## INSTRUCTIONS TO FOLLOW
Exactly as they appear, output all of the records. Skip any images.

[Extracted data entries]
·····

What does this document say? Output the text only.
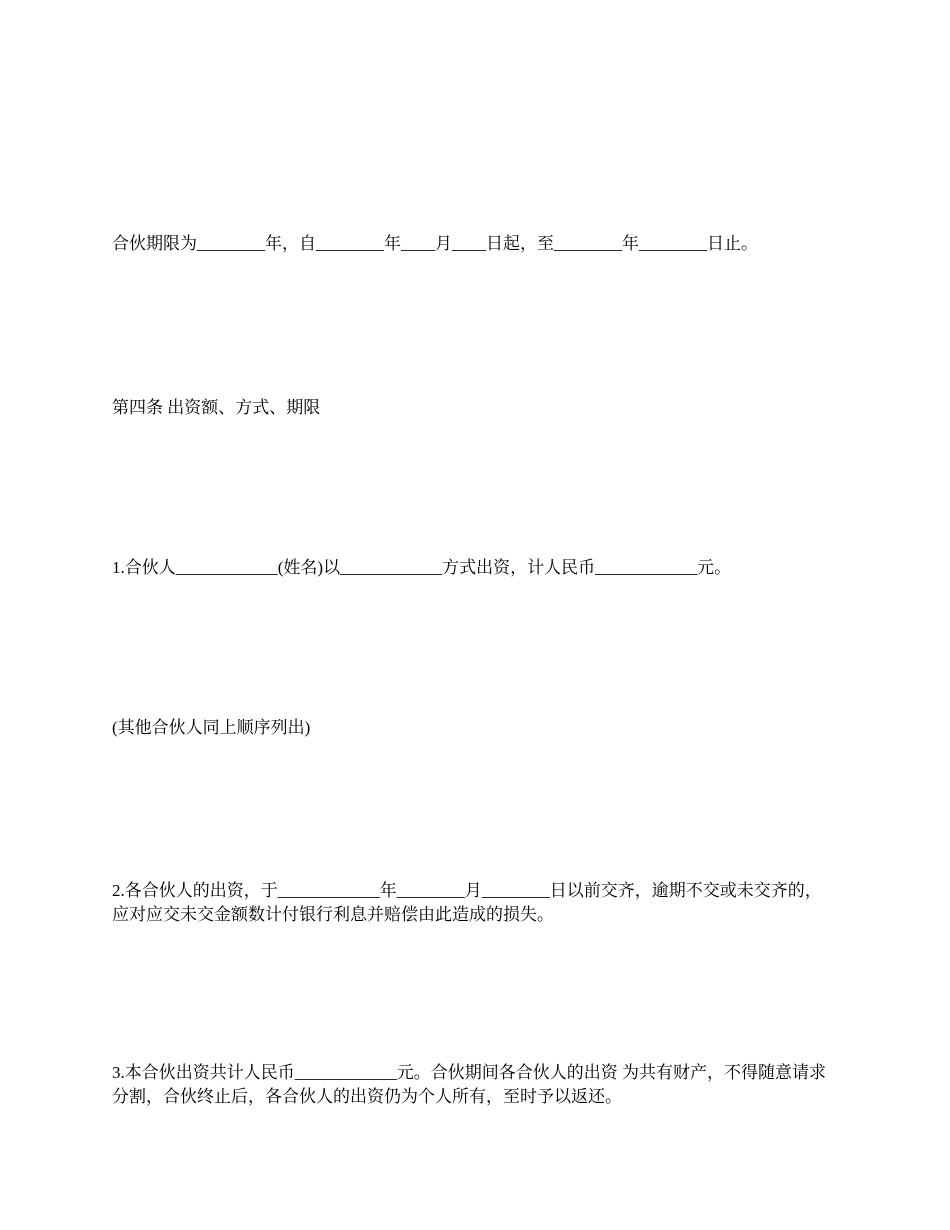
合伙期限为________年，自________年____月____日起，至________年________日止。

第四条 出资额、方式、期限

1.合伙人____________(姓名)以____________方式出资，计人民币____________元。

(其他合伙人同上顺序列出)

2.各合伙人的出资，于____________年________月________日以前交齐，逾期不交或未交齐的，应对应交未交金额数计付银行利息并赔偿由此造成的损失。

3.本合伙出资共计人民币____________元。合伙期间各合伙人的出资 为共有财产，不得随意请求分割，合伙终止后，各合伙人的出资仍为个人所有，至时予以返还。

·····

## REPLY
What does this document say? Output the text only.
合伙期限为________年，自________年____月____日起，至________年________日止。

第四条 出资额、方式、期限

1.合伙人____________(姓名)以____________方式出资，计人民币____________元。

(其他合伙人同上顺序列出)

2.各合伙人的出资，于____________年________月________日以前交齐，逾期不交或未交齐的，应对应交未交金额数计付银行利息并赔偿由此造成的损失。

3.本合伙出资共计人民币____________元。合伙期间各合伙人的出资 为共有财产，不得随意请求分割，合伙终止后，各合伙人的出资仍为个人所有，至时予以返还。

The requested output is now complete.